Data items:
+===+
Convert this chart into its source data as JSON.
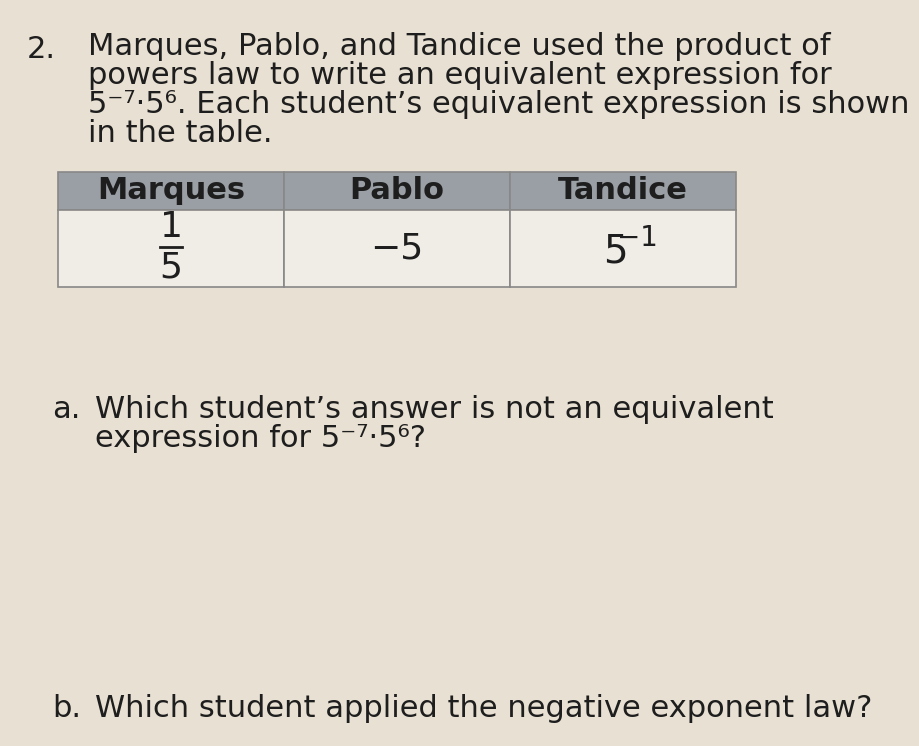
{
  "page_bg": "#e8e0d2",
  "number": "2.",
  "intro_text_lines": [
    "Marques, Pablo, and Tandice used the product of",
    "powers law to write an equivalent expression for",
    "5⁻⁷·5⁶. Each student’s equivalent expression is shown",
    "in the table."
  ],
  "table": {
    "headers": [
      "Marques",
      "Pablo",
      "Tandice"
    ],
    "header_bg": "#9a9fa5",
    "row_bg": "#f0ece6",
    "border_color": "#888888",
    "marques_num": "1",
    "marques_den": "5",
    "pablo_val": "−5",
    "tandice_base": "5",
    "tandice_exp": "−1"
  },
  "question_a_prefix": "a.",
  "question_a_text_lines": [
    "Which student’s answer is not an equivalent",
    "expression for 5⁻⁷·5⁶?"
  ],
  "question_b_prefix": "b.",
  "question_b_text": "Which student applied the negative exponent law?",
  "font_size_number": 22,
  "font_size_intro": 22,
  "font_size_table_header": 22,
  "font_size_table_value": 24,
  "font_size_question": 22,
  "text_color": "#1e1e1e"
}
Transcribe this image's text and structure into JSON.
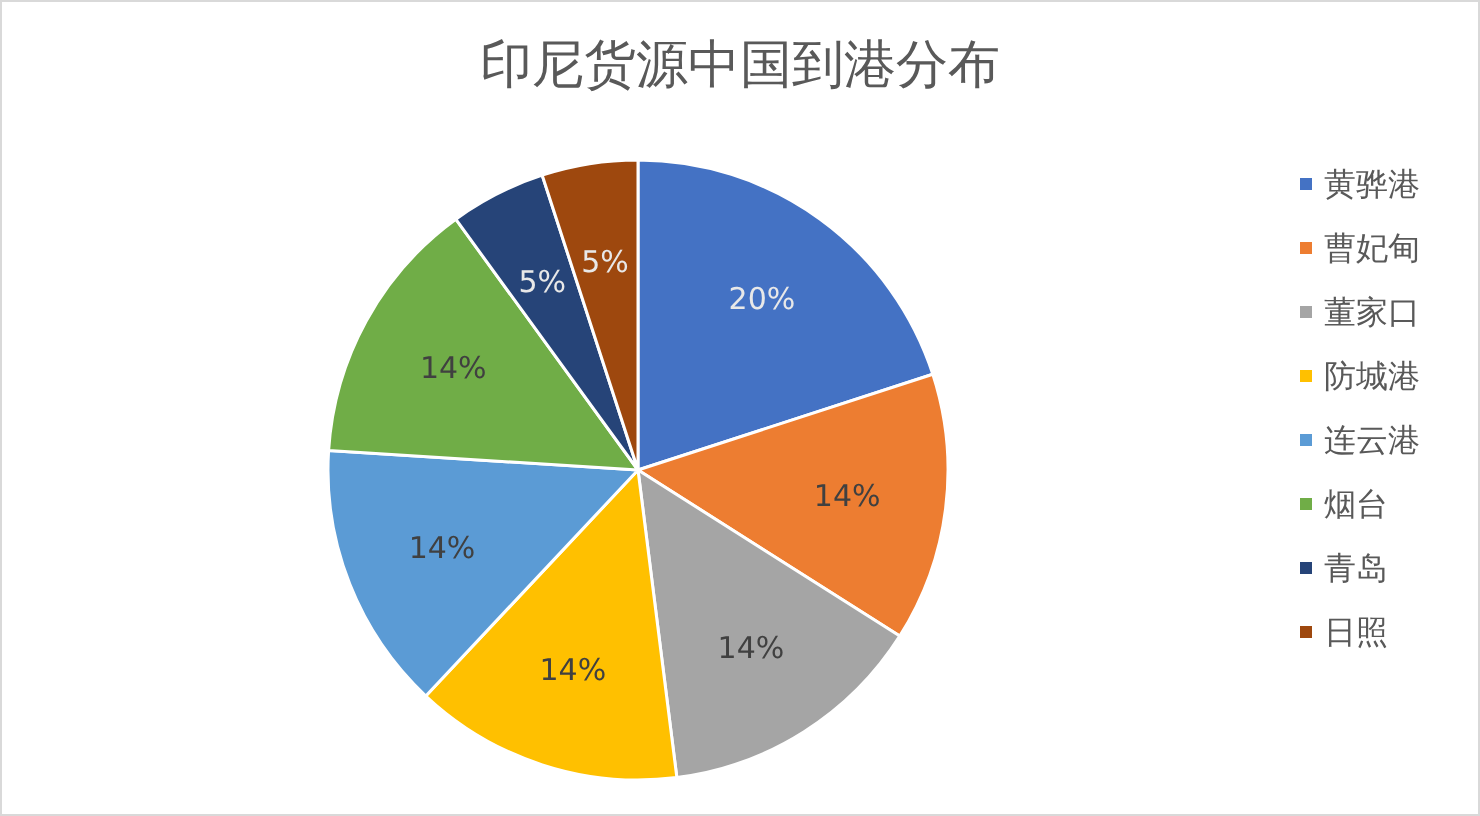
{
  "chart_data": {
    "type": "pie",
    "title": "印尼货源中国到港分布",
    "categories": [
      "黄骅港",
      "曹妃甸",
      "董家口",
      "防城港",
      "连云港",
      "烟台",
      "青岛",
      "日照"
    ],
    "values": [
      20,
      14,
      14,
      14,
      14,
      14,
      5,
      5
    ],
    "value_labels": [
      "20%",
      "14%",
      "14%",
      "14%",
      "14%",
      "14%",
      "5%",
      "5%"
    ],
    "colors": [
      "#4472c4",
      "#ed7d31",
      "#a5a5a5",
      "#ffc000",
      "#5b9bd5",
      "#70ad47",
      "#264478",
      "#9e480e"
    ],
    "legend": "right"
  }
}
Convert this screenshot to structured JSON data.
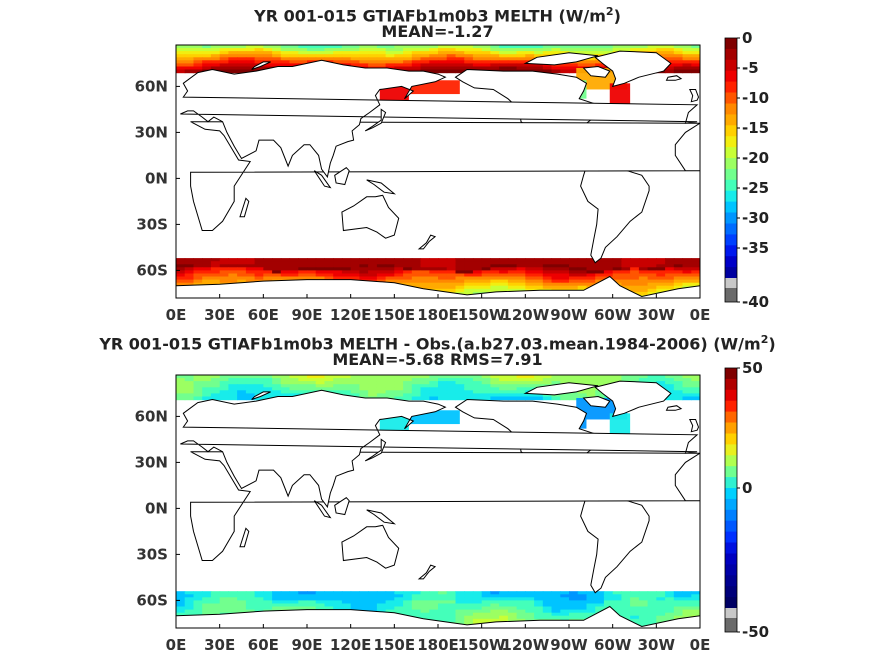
+===+
= WORK REQUIRED =
Where a line in the entries holds the word "JSON", copy that line.

= TASK ANSWER =
Convert this chart into its source data as JSON.
Transcribe this image's text and structure into JSON.
Convert this screenshot to structured JSON data.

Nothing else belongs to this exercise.